Collection entries
- - -
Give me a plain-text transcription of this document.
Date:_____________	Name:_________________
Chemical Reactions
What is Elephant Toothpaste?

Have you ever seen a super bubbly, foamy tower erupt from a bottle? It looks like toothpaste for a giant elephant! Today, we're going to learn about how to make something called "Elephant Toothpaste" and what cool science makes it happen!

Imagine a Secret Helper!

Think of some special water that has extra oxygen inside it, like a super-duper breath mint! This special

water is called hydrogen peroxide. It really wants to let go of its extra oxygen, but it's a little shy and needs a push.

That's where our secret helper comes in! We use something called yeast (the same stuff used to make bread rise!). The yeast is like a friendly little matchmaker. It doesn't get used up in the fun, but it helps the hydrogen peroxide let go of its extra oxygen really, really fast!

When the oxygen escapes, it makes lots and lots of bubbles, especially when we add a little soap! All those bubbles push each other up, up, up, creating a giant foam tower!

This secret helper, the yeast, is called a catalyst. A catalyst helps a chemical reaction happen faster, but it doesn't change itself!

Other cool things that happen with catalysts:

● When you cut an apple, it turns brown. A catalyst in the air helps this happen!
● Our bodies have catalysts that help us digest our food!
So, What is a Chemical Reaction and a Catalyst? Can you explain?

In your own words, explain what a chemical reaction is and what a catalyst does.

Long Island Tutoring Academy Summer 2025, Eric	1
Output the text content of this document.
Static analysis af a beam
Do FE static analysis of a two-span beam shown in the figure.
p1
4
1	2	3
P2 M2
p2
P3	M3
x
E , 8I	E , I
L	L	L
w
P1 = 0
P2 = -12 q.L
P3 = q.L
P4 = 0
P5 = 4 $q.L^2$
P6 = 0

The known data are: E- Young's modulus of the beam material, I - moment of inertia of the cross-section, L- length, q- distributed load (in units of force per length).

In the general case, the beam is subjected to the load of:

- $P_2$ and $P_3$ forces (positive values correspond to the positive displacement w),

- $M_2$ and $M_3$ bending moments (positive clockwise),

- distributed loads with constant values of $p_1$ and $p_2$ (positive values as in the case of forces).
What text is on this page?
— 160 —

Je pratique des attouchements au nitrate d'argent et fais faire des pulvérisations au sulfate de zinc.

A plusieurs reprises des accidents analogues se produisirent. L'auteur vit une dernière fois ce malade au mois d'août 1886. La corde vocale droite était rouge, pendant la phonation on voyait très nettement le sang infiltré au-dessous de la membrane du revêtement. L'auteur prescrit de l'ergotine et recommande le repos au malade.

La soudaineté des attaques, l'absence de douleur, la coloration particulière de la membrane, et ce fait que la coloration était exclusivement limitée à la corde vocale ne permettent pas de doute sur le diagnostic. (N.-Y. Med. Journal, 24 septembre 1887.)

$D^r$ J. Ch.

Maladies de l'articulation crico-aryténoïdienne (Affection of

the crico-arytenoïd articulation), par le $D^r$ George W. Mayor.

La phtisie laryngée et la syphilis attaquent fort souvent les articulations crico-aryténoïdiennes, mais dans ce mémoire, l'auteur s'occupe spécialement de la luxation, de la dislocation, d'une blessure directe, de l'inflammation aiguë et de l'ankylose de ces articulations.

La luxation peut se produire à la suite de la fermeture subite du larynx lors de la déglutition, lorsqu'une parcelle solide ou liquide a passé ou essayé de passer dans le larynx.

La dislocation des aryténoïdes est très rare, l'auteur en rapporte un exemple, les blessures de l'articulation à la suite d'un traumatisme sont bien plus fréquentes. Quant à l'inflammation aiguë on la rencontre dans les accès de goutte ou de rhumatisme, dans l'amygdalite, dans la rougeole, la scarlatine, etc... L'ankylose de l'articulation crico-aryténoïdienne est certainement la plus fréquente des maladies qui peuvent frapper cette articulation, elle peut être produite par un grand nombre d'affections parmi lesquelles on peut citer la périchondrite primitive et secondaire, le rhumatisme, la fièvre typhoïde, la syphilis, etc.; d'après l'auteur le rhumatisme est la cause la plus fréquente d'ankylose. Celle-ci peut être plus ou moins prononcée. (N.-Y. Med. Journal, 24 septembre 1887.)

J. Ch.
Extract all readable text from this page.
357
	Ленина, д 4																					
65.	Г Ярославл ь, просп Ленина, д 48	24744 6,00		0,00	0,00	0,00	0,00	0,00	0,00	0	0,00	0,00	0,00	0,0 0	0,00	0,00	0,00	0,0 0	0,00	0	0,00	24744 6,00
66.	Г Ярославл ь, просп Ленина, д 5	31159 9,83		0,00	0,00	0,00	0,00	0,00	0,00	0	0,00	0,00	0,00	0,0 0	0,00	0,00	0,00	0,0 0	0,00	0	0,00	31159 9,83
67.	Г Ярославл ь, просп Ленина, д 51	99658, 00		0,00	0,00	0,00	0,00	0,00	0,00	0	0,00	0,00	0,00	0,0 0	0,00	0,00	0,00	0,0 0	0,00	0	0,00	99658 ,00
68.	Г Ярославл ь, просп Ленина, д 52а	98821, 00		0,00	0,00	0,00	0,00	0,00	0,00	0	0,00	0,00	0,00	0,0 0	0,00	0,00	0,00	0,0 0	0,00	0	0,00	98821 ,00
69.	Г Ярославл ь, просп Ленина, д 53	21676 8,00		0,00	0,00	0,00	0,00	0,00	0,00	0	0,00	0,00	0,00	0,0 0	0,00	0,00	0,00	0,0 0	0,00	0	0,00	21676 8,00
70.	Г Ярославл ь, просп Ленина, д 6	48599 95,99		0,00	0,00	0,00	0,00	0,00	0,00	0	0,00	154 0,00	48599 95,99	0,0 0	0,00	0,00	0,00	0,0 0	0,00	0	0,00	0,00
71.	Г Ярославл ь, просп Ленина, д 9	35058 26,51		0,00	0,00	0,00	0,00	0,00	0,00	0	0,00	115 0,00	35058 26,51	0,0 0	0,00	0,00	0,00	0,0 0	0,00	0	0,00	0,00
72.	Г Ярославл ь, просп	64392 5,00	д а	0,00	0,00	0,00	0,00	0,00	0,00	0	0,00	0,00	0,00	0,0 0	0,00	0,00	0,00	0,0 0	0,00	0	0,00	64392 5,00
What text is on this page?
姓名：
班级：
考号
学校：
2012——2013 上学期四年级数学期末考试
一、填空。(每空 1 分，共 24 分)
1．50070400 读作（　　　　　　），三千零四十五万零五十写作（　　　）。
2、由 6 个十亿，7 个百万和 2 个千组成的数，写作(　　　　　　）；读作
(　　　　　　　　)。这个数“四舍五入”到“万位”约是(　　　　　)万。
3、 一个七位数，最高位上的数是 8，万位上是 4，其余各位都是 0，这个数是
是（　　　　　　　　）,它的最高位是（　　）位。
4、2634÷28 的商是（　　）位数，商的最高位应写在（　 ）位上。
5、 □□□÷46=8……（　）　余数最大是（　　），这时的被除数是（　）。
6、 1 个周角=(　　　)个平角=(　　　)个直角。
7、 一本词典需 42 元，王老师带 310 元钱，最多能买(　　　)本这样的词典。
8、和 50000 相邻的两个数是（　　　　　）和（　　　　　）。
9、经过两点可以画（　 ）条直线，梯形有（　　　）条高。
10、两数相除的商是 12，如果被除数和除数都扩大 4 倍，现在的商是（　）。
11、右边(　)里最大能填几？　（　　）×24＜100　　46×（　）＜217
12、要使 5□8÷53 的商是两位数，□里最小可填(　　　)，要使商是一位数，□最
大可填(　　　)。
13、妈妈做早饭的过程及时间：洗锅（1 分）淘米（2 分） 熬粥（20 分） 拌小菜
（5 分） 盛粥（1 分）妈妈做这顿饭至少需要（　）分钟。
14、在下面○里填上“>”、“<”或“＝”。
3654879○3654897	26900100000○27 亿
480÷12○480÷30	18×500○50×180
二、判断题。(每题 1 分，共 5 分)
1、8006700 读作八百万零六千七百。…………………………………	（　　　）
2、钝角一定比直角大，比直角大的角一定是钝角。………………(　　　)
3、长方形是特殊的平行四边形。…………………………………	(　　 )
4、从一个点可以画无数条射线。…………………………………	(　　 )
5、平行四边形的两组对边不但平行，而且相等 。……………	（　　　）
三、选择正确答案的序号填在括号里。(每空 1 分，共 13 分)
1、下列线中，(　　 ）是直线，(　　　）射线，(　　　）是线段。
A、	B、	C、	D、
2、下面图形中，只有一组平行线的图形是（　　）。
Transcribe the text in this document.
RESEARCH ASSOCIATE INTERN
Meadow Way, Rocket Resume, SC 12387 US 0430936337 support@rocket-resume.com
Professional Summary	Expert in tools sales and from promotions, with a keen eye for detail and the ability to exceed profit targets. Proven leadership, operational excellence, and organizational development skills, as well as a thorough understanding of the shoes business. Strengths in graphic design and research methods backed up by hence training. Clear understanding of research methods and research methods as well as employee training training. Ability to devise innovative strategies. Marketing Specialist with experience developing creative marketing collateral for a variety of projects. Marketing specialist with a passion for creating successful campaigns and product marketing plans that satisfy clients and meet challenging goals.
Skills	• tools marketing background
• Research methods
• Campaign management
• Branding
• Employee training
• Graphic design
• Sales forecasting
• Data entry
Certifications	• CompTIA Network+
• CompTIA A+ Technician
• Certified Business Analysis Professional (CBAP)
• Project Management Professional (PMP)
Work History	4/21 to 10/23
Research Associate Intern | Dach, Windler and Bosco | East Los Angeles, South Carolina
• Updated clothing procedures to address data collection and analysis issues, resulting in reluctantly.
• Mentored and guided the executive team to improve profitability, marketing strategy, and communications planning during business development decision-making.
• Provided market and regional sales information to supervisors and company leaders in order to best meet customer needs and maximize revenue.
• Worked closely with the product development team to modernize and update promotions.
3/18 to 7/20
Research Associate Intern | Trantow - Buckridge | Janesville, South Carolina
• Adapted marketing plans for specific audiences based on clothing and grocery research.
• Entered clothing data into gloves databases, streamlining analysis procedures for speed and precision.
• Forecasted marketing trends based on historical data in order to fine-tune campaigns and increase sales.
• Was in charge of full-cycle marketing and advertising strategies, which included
- - -
**AIM OF THE EXERCISE**:
Select and copy every line from the records that includes the word "forces".

**EXPECTED ANSWER**:
- $P_2$ and $P_3$ forces (positive values correspond to the positive displacement w),
- distributed loads with constant values of $p_1$ and $p_2$ (positive values as in the case of forces).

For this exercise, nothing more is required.